— Start of DATASET EXTRACT —

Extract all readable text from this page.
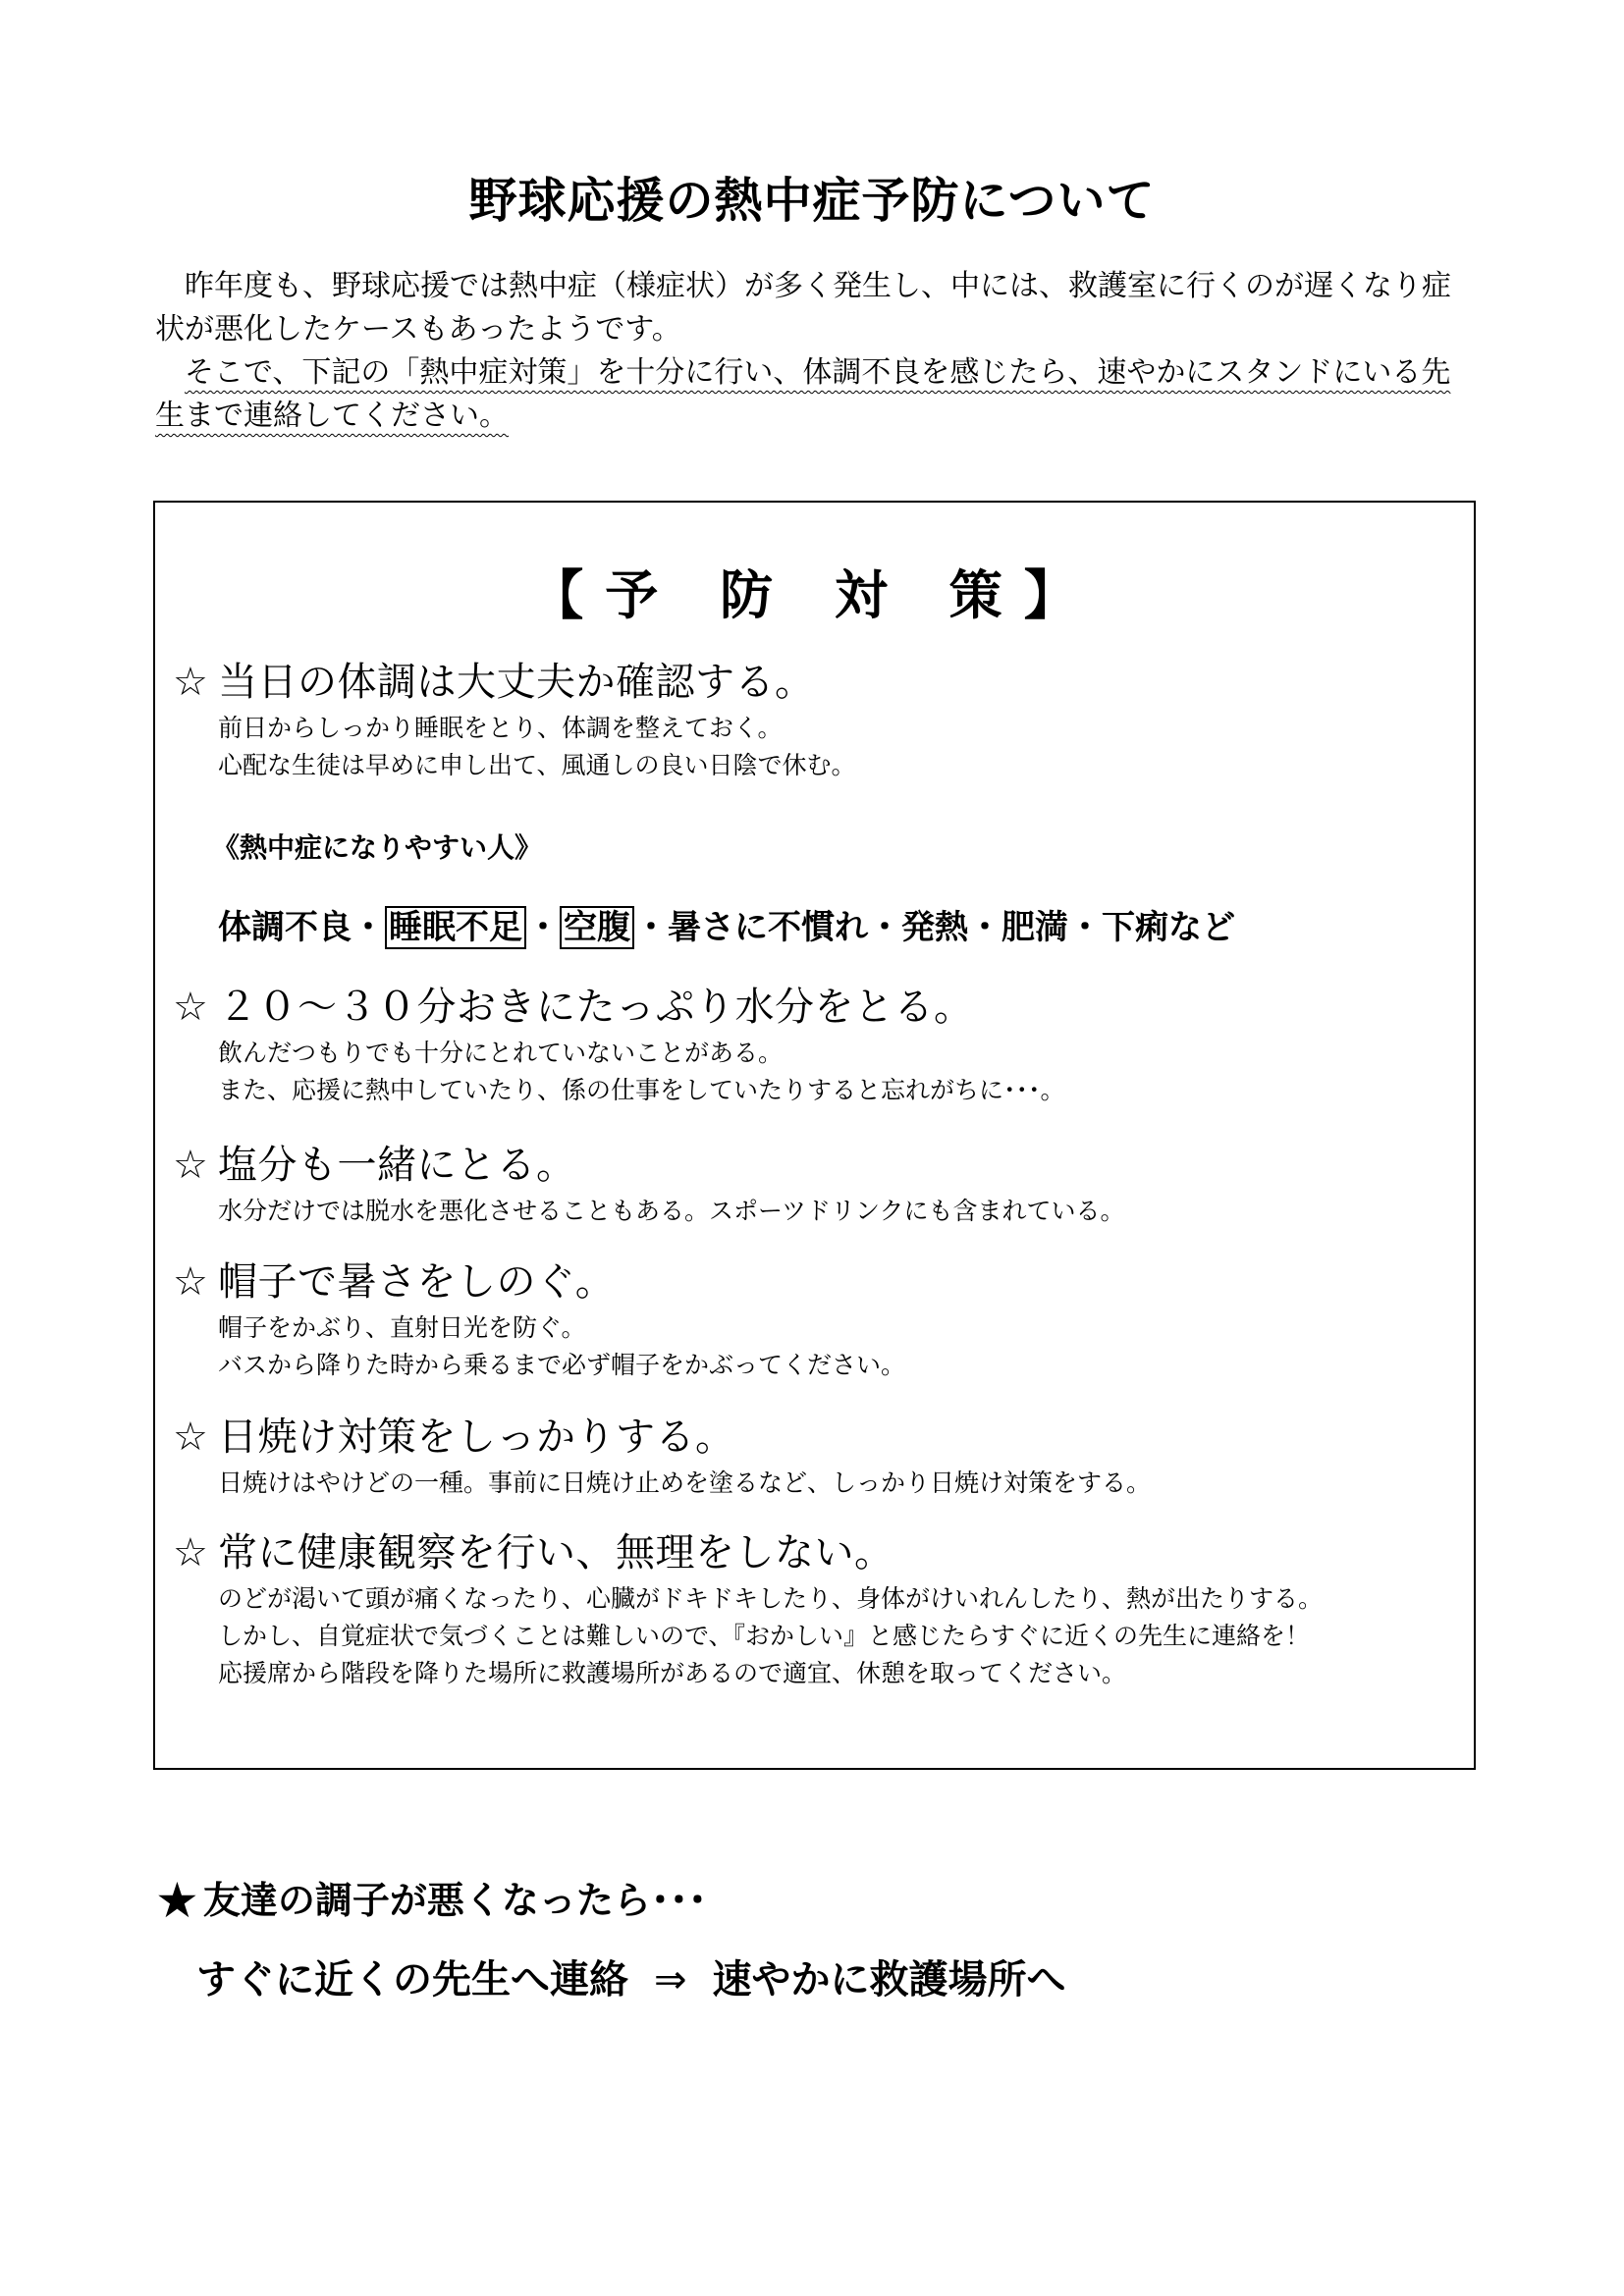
野球応援の熱中症予防について

昨年度も、野球応援では熱中症（様症状）が多く発生し、中には、救護室に行くのが遅くなり症状が悪化したケースもあったようです。

そこで、下記の「熱中症対策」を十分に行い、体調不良を感じたら、速やかにスタンドにいる先生まで連絡してください。

【予 防 対 策】
☆ 当日の体調は大丈夫か確認する。

前日からしっかり睡眠をとり、体調を整えておく。

心配な生徒は早めに申し出て、風通しの良い日陰で休む。

《熱中症になりやすい人》
体調不良・ 睡眠不足 ・ 空腹 ・暑さに不慣れ・発熱・肥満・下痢など
☆ ２０～３０分おきにたっぷり水分をとる。

飲んだつもりでも十分にとれていないことがある。

また、応援に熱中していたり、係の仕事をしていたりすると忘れがちに･･･。

☆ 塩分も一緒にとる。

水分だけでは脱水を悪化させることもある。スポーツドリンクにも含まれている。

☆ 帽子で暑さをしのぐ。

帽子をかぶり、直射日光を防ぐ。

バスから降りた時から乗るまで必ず帽子をかぶってください。

☆ 日焼け対策をしっかりする。

日焼けはやけどの一種。事前に日焼け止めを塗るなど、しっかり日焼け対策をする。

☆ 常に健康観察を行い、無理をしない。

のどが渇いて頭が痛くなったり、心臓がドキドキしたり、身体がけいれんしたり、熱が出たりする。

しかし、自覚症状で気づくことは難しいので、『おかしい』と感じたらすぐに近くの先生に連絡を！

応援席から階段を降りた場所に救護場所があるので適宜、休憩を取ってください。

★ 友達の調子が悪くなったら･･･
すぐに近くの先生へ連絡 ⇒ 速やかに救護場所へ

— End of DATASET EXTRACT —

SET EXERCISE ▸ Repeat the records above exactly, omitting every picture.

ANSWER TO THE EXERCISE ▸
Extract all readable text from this page.
野球応援の熱中症予防について

昨年度も、野球応援では熱中症（様症状）が多く発生し、中には、救護室に行くのが遅くなり症状が悪化したケースもあったようです。

そこで、下記の「熱中症対策」を十分に行い、体調不良を感じたら、速やかにスタンドにいる先生まで連絡してください。

【予 防 対 策】
☆ 当日の体調は大丈夫か確認する。

前日からしっかり睡眠をとり、体調を整えておく。

心配な生徒は早めに申し出て、風通しの良い日陰で休む。

《熱中症になりやすい人》
体調不良・ 睡眠不足 ・ 空腹 ・暑さに不慣れ・発熱・肥満・下痢など
☆ ２０～３０分おきにたっぷり水分をとる。

飲んだつもりでも十分にとれていないことがある。

また、応援に熱中していたり、係の仕事をしていたりすると忘れがちに･･･。

☆ 塩分も一緒にとる。

水分だけでは脱水を悪化させることもある。スポーツドリンクにも含まれている。

☆ 帽子で暑さをしのぐ。

帽子をかぶり、直射日光を防ぐ。

バスから降りた時から乗るまで必ず帽子をかぶってください。

☆ 日焼け対策をしっかりする。

日焼けはやけどの一種。事前に日焼け止めを塗るなど、しっかり日焼け対策をする。

☆ 常に健康観察を行い、無理をしない。

のどが渇いて頭が痛くなったり、心臓がドキドキしたり、身体がけいれんしたり、熱が出たりする。

しかし、自覚症状で気づくことは難しいので、『おかしい』と感じたらすぐに近くの先生に連絡を！

応援席から階段を降りた場所に救護場所があるので適宜、休憩を取ってください。

★ 友達の調子が悪くなったら･･･
すぐに近くの先生へ連絡 ⇒ 速やかに救護場所へ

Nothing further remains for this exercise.